[Aim]: Will you quote all of the entries, word for word?

####################

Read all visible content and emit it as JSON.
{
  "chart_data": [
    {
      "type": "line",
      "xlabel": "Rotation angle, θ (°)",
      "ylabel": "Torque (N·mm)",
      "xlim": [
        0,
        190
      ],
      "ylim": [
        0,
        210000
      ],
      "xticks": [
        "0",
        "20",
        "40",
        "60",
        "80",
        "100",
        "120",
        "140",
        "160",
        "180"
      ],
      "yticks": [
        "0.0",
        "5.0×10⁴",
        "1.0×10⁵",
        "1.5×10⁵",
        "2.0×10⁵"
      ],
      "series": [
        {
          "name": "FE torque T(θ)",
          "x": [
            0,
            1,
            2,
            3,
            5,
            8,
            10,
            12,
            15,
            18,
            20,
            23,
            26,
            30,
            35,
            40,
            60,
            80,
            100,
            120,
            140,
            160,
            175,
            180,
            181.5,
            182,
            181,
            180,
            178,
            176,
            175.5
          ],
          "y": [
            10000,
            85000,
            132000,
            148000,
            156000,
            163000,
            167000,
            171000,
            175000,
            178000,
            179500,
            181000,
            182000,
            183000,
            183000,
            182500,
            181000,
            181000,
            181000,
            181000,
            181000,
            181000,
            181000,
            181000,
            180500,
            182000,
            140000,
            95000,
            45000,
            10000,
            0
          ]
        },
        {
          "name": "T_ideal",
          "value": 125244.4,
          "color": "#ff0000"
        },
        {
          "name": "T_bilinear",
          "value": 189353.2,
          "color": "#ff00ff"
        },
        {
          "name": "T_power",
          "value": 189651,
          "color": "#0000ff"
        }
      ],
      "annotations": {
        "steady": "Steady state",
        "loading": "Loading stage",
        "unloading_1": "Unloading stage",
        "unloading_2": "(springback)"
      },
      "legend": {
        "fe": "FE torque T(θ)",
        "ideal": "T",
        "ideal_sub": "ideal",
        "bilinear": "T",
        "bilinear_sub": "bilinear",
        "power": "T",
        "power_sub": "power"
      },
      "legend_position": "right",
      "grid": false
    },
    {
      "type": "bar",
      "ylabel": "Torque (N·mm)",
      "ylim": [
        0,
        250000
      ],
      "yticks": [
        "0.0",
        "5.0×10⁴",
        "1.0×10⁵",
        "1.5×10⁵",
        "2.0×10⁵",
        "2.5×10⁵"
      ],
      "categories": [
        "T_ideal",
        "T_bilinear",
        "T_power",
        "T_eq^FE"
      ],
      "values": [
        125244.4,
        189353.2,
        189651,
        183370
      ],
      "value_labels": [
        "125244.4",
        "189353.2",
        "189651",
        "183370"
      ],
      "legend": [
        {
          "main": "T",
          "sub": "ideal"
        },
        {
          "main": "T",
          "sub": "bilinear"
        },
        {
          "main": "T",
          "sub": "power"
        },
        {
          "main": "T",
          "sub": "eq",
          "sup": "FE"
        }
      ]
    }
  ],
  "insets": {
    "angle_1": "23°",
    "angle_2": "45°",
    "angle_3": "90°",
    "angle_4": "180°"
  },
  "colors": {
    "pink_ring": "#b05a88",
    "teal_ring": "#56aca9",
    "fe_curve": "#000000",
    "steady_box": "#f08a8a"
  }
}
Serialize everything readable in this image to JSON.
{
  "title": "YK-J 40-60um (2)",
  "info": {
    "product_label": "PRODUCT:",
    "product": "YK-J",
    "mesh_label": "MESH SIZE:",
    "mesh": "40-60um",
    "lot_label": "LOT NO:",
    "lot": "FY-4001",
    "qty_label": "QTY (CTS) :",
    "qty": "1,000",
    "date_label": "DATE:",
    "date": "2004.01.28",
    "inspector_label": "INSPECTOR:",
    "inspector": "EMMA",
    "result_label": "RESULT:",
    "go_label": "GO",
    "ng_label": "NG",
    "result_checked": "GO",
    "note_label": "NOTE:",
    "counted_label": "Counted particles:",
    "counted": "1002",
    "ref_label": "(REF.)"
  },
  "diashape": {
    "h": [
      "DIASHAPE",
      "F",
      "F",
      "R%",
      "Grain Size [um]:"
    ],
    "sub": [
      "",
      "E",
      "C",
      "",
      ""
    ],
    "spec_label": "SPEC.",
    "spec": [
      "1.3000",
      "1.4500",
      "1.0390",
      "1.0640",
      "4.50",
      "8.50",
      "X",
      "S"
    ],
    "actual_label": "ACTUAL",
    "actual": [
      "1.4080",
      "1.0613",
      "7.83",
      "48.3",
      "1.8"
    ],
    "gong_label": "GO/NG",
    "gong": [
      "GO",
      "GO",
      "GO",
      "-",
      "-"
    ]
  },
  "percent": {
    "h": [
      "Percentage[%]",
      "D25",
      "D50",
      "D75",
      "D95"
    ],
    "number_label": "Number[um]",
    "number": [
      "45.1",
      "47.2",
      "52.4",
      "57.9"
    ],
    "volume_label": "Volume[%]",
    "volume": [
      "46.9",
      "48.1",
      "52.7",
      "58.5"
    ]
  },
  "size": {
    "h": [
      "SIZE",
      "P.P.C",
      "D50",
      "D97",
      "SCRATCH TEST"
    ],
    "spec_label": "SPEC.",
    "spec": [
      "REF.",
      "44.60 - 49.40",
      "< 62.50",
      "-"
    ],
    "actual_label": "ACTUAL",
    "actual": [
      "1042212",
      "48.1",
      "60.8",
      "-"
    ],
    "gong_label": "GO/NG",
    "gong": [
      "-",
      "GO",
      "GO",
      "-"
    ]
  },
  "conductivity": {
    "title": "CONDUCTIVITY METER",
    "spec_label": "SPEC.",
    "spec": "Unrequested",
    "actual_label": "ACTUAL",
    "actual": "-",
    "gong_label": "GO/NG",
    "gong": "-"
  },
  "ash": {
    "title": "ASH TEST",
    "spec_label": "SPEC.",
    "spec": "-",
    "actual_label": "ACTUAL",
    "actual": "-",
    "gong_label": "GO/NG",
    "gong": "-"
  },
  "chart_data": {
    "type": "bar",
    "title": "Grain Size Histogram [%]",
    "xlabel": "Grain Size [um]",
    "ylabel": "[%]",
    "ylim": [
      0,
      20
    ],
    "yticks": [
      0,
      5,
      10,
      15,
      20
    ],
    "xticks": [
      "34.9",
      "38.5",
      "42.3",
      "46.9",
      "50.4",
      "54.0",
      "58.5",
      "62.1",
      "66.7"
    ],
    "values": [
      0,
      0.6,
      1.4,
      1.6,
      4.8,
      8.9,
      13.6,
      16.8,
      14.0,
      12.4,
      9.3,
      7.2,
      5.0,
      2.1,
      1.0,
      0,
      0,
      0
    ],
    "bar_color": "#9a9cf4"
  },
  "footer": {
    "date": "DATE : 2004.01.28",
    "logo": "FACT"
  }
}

####################

[Written answer]:
Read all visible content and emit it as JSON.
{
  "chart_data": [
    {
      "type": "line",
      "xlabel": "Rotation angle, θ (°)",
      "ylabel": "Torque (N·mm)",
      "xlim": [
        0,
        190
      ],
      "ylim": [
        0,
        210000
      ],
      "xticks": [
        "0",
        "20",
        "40",
        "60",
        "80",
        "100",
        "120",
        "140",
        "160",
        "180"
      ],
      "yticks": [
        "0.0",
        "5.0×10⁴",
        "1.0×10⁵",
        "1.5×10⁵",
        "2.0×10⁵"
      ],
      "series": [
        {
          "name": "FE torque T(θ)",
          "x": [
            0,
            1,
            2,
            3,
            5,
            8,
            10,
            12,
            15,
            18,
            20,
            23,
            26,
            30,
            35,
            40,
            60,
            80,
            100,
            120,
            140,
            160,
            175,
            180,
            181.5,
            182,
            181,
            180,
            178,
            176,
            175.5
          ],
          "y": [
            10000,
            85000,
            132000,
            148000,
            156000,
            163000,
            167000,
            171000,
            175000,
            178000,
            179500,
            181000,
            182000,
            183000,
            183000,
            182500,
            181000,
            181000,
            181000,
            181000,
            181000,
            181000,
            181000,
            181000,
            180500,
            182000,
            140000,
            95000,
            45000,
            10000,
            0
          ]
        },
        {
          "name": "T_ideal",
          "value": 125244.4,
          "color": "#ff0000"
        },
        {
          "name": "T_bilinear",
          "value": 189353.2,
          "color": "#ff00ff"
        },
        {
          "name": "T_power",
          "value": 189651,
          "color": "#0000ff"
        }
      ],
      "annotations": {
        "steady": "Steady state",
        "loading": "Loading stage",
        "unloading_1": "Unloading stage",
        "unloading_2": "(springback)"
      },
      "legend": {
        "fe": "FE torque T(θ)",
        "ideal": "T",
        "ideal_sub": "ideal",
        "bilinear": "T",
        "bilinear_sub": "bilinear",
        "power": "T",
        "power_sub": "power"
      },
      "legend_position": "right",
      "grid": false
    },
    {
      "type": "bar",
      "ylabel": "Torque (N·mm)",
      "ylim": [
        0,
        250000
      ],
      "yticks": [
        "0.0",
        "5.0×10⁴",
        "1.0×10⁵",
        "1.5×10⁵",
        "2.0×10⁵",
        "2.5×10⁵"
      ],
      "categories": [
        "T_ideal",
        "T_bilinear",
        "T_power",
        "T_eq^FE"
      ],
      "values": [
        125244.4,
        189353.2,
        189651,
        183370
      ],
      "value_labels": [
        "125244.4",
        "189353.2",
        "189651",
        "183370"
      ],
      "legend": [
        {
          "main": "T",
          "sub": "ideal"
        },
        {
          "main": "T",
          "sub": "bilinear"
        },
        {
          "main": "T",
          "sub": "power"
        },
        {
          "main": "T",
          "sub": "eq",
          "sup": "FE"
        }
      ]
    }
  ],
  "insets": {
    "angle_1": "23°",
    "angle_2": "45°",
    "angle_3": "90°",
    "angle_4": "180°"
  },
  "colors": {
    "pink_ring": "#b05a88",
    "teal_ring": "#56aca9",
    "fe_curve": "#000000",
    "steady_box": "#f08a8a"
  }
}
Serialize everything readable in this image to JSON.
{
  "title": "YK-J 40-60um (2)",
  "info": {
    "product_label": "PRODUCT:",
    "product": "YK-J",
    "mesh_label": "MESH SIZE:",
    "mesh": "40-60um",
    "lot_label": "LOT NO:",
    "lot": "FY-4001",
    "qty_label": "QTY (CTS) :",
    "qty": "1,000",
    "date_label": "DATE:",
    "date": "2004.01.28",
    "inspector_label": "INSPECTOR:",
    "inspector": "EMMA",
    "result_label": "RESULT:",
    "go_label": "GO",
    "ng_label": "NG",
    "result_checked": "GO",
    "note_label": "NOTE:",
    "counted_label": "Counted particles:",
    "counted": "1002",
    "ref_label": "(REF.)"
  },
  "diashape": {
    "h": [
      "DIASHAPE",
      "F",
      "F",
      "R%",
      "Grain Size [um]:"
    ],
    "sub": [
      "",
      "E",
      "C",
      "",
      ""
    ],
    "spec_label": "SPEC.",
    "spec": [
      "1.3000",
      "1.4500",
      "1.0390",
      "1.0640",
      "4.50",
      "8.50",
      "X",
      "S"
    ],
    "actual_label": "ACTUAL",
    "actual": [
      "1.4080",
      "1.0613",
      "7.83",
      "48.3",
      "1.8"
    ],
    "gong_label": "GO/NG",
    "gong": [
      "GO",
      "GO",
      "GO",
      "-",
      "-"
    ]
  },
  "percent": {
    "h": [
      "Percentage[%]",
      "D25",
      "D50",
      "D75",
      "D95"
    ],
    "number_label": "Number[um]",
    "number": [
      "45.1",
      "47.2",
      "52.4",
      "57.9"
    ],
    "volume_label": "Volume[%]",
    "volume": [
      "46.9",
      "48.1",
      "52.7",
      "58.5"
    ]
  },
  "size": {
    "h": [
      "SIZE",
      "P.P.C",
      "D50",
      "D97",
      "SCRATCH TEST"
    ],
    "spec_label": "SPEC.",
    "spec": [
      "REF.",
      "44.60 - 49.40",
      "< 62.50",
      "-"
    ],
    "actual_label": "ACTUAL",
    "actual": [
      "1042212",
      "48.1",
      "60.8",
      "-"
    ],
    "gong_label": "GO/NG",
    "gong": [
      "-",
      "GO",
      "GO",
      "-"
    ]
  },
  "conductivity": {
    "title": "CONDUCTIVITY METER",
    "spec_label": "SPEC.",
    "spec": "Unrequested",
    "actual_label": "ACTUAL",
    "actual": "-",
    "gong_label": "GO/NG",
    "gong": "-"
  },
  "ash": {
    "title": "ASH TEST",
    "spec_label": "SPEC.",
    "spec": "-",
    "actual_label": "ACTUAL",
    "actual": "-",
    "gong_label": "GO/NG",
    "gong": "-"
  },
  "chart_data": {
    "type": "bar",
    "title": "Grain Size Histogram [%]",
    "xlabel": "Grain Size [um]",
    "ylabel": "[%]",
    "ylim": [
      0,
      20
    ],
    "yticks": [
      0,
      5,
      10,
      15,
      20
    ],
    "xticks": [
      "34.9",
      "38.5",
      "42.3",
      "46.9",
      "50.4",
      "54.0",
      "58.5",
      "62.1",
      "66.7"
    ],
    "values": [
      0,
      0.6,
      1.4,
      1.6,
      4.8,
      8.9,
      13.6,
      16.8,
      14.0,
      12.4,
      9.3,
      7.2,
      5.0,
      2.1,
      1.0,
      0,
      0,
      0
    ],
    "bar_color": "#9a9cf4"
  },
  "footer": {
    "date": "DATE : 2004.01.28",
    "logo": "FACT"
  }
}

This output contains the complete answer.